* **WORK TO COMPLETE**:
Take every line from the listing below that contains "Определите".

★ ★ ★ ★ ★ ★ ★

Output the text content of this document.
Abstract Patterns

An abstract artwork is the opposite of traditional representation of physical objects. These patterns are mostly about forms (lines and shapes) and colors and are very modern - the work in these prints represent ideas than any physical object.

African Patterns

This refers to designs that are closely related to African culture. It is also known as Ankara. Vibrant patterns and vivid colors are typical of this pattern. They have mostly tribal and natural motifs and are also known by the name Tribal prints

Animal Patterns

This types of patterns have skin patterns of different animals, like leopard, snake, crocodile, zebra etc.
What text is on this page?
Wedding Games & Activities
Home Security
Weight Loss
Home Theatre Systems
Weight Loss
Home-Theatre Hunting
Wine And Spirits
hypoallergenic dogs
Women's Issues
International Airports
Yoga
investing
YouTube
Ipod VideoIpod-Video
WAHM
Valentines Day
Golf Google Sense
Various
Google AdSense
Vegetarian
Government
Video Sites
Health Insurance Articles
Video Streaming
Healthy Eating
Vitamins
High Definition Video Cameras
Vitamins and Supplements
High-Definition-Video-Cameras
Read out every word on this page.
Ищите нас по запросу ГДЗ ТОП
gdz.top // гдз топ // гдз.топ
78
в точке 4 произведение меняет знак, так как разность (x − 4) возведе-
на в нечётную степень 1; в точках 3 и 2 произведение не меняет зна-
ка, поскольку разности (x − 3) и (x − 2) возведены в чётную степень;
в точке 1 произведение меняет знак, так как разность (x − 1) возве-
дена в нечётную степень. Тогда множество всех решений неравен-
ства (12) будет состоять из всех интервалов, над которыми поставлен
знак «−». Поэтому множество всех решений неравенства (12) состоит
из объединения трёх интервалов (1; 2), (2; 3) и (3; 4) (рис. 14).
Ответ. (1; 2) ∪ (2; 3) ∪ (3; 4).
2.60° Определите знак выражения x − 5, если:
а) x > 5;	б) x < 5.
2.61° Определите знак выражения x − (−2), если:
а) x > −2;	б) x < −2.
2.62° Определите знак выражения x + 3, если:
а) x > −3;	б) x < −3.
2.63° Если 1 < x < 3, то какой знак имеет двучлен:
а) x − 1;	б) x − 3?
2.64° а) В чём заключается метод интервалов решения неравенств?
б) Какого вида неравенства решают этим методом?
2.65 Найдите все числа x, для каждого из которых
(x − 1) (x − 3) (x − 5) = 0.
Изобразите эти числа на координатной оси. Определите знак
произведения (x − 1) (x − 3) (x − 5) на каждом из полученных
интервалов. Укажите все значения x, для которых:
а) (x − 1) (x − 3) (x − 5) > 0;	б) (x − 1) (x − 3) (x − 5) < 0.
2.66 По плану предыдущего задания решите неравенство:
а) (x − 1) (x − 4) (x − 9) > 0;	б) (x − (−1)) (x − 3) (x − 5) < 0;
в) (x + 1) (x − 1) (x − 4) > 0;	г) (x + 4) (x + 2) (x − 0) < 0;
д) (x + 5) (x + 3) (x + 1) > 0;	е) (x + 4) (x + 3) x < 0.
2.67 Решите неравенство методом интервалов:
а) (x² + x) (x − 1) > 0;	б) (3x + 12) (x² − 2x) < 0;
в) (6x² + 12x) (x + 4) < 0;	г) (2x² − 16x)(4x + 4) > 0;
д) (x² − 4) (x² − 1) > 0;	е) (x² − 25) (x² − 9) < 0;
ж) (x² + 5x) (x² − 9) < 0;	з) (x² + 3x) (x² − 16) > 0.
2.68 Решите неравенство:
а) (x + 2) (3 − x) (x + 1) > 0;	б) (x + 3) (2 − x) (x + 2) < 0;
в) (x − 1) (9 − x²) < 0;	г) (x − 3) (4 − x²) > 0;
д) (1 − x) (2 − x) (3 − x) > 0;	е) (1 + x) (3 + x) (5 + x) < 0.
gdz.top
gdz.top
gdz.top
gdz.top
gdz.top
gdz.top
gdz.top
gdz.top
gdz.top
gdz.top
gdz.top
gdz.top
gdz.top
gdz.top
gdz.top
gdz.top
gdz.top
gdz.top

★ ★ ★ ★ ★ ★ ★

* **RIGHT ANSWER**:
2.60° Определите знак выражения x − 5, если:
2.61° Определите знак выражения x − (−2), если:
2.62° Определите знак выражения x + 3, если:
Изобразите эти числа на координатной оси. Определите знак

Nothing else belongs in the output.